*** Opening of TEXT PROVIDED ***

Tuesday, September 20, 2011

Carrie and Romeyn

Wedding photo of
Carolyn and Romeyn Ogle,
circa 1905
My dad was still in the service, most likely in Manila, when he got the news on Sept. 22, 1946 that his mother had been struck and killed by a car in his hometown of Butte, Montana. After four years, Tom Romeyn Ogle was only weeks from being discharged from the U.S. Naval Air Corps. His urgent request for leave to attend his mother’s funeral was denied. After tending to wounded and dying soldiers for four years as a medical officer in makeshift jungle hospitals in Southeast Asia, my dad was unable to watch his mother’s body laid to rest in a cemetery but a mile or two from where he was born.
Last week I located the very street corner where my grandmother, Bertha Carolyn Ogle, was struck 65 years ago. Most of the dignified brick and stone buildings at the corner of Broadway and Main predate her death. Standing where she likely had stood, it was easy for me to imagine how the accident might have unfolded. It was 6 p.m., about the time of day she was hit by a driver headed due west with the sun in his eyes. In the inquest that followed, the driver (who happened to be a neighbor) testified that he didn’t see her step from the curb. He was booked on a charge of reckless driving, but was later acquitted. Witnesses reported that Carrie, as she was known to friends and family, might have been crossing against the red light.

*** Close of TEXT PROVIDED ***

→ **EXERCISE DIRECTIONS**:
In the post about Carrie and Romeyn, what date did the writer's father get the news that his mother had been killed?

*** Opening of PROVIDED RECORDS ***

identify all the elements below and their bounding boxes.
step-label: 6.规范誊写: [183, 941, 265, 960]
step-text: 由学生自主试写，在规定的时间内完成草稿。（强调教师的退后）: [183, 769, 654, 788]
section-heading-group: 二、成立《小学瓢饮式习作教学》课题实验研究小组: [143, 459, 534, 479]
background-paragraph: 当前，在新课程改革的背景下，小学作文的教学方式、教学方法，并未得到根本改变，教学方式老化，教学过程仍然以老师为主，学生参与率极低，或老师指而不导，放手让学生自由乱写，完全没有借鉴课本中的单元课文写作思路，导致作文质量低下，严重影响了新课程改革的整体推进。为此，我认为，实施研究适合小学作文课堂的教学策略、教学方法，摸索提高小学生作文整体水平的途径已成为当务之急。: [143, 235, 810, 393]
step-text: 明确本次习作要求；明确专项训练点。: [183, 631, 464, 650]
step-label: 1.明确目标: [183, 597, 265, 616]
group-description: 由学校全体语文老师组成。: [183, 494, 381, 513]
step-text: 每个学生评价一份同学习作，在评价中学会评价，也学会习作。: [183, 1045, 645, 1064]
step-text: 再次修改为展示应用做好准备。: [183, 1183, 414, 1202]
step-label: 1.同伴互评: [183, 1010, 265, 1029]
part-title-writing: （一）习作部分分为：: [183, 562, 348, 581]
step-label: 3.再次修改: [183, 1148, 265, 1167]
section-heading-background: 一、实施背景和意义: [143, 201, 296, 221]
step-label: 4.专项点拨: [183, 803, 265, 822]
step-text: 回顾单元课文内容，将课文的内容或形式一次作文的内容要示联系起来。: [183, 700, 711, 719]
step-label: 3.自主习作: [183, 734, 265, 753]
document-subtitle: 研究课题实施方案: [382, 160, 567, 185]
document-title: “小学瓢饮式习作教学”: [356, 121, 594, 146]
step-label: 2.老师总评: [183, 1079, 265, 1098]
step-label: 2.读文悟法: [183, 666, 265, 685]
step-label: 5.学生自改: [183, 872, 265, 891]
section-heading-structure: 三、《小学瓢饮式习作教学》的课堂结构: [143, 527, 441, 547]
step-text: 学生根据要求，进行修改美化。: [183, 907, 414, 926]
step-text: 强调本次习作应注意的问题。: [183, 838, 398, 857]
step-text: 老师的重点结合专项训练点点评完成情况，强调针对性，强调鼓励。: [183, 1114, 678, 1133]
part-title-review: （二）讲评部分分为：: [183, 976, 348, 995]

*** Close of PROVIDED RECORDS ***

→ **OUTPUT**:
September 22, 1946.